_REQUEST_:
Search the material for the string "Mixing", then return every line where it is found.

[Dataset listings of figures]

######

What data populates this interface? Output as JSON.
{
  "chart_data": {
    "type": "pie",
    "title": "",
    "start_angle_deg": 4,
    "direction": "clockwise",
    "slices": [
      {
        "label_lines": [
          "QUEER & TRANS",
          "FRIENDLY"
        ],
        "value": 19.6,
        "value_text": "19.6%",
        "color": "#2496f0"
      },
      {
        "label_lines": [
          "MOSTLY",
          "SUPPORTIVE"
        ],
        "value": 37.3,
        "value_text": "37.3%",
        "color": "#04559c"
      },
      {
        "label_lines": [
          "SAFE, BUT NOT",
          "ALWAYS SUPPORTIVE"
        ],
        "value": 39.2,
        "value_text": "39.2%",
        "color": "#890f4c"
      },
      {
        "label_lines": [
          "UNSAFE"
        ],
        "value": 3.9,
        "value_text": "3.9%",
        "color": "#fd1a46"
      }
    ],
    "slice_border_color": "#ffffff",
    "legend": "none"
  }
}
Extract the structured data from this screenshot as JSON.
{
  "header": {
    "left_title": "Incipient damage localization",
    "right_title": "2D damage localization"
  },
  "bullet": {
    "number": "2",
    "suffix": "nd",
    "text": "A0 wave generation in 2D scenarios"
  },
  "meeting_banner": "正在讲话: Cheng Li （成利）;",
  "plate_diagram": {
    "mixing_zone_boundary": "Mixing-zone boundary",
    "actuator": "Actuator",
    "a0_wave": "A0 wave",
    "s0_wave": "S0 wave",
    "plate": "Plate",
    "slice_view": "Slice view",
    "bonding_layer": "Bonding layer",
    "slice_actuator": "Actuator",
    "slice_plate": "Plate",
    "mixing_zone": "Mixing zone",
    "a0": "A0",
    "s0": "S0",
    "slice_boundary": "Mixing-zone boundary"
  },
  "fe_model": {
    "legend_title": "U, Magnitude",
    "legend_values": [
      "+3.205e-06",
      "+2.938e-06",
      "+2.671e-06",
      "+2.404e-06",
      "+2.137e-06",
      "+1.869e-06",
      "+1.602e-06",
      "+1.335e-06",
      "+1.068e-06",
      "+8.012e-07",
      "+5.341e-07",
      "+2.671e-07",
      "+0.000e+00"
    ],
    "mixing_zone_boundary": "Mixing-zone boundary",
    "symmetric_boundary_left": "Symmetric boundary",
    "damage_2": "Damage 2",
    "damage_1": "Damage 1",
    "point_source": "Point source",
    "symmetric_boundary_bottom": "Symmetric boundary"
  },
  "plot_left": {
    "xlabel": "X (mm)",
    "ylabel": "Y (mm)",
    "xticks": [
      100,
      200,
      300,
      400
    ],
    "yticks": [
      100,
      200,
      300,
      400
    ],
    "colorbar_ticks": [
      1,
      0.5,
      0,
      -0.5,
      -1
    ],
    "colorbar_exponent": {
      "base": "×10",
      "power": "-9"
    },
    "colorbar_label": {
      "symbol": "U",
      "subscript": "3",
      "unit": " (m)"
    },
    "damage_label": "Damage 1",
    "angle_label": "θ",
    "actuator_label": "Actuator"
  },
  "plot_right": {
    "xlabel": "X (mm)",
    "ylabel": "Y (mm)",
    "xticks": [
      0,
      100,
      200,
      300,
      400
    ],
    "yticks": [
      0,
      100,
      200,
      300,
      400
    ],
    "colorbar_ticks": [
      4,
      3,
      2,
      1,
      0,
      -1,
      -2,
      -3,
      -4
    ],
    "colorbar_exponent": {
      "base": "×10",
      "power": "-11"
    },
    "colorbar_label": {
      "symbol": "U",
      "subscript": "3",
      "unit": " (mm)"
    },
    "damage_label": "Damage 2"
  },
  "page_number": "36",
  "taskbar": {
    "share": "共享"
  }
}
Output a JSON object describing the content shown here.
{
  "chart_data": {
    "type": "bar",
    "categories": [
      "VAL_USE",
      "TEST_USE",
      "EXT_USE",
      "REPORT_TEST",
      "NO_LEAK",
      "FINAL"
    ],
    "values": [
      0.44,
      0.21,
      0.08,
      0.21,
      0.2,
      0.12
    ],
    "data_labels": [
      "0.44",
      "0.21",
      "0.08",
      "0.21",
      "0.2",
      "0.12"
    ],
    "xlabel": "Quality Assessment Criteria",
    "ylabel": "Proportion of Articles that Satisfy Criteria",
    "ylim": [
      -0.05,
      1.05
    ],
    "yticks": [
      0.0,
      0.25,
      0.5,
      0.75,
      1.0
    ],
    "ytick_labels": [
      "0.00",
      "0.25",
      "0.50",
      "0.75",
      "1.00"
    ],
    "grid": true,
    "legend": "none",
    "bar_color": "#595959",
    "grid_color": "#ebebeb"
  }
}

######

_RESULT FOR THIS TASK_:
    "mixing_zone_boundary": "Mixing-zone boundary",
    "mixing_zone": "Mixing zone",
    "slice_boundary": "Mixing-zone boundary"
    "mixing_zone_boundary": "Mixing-zone boundary",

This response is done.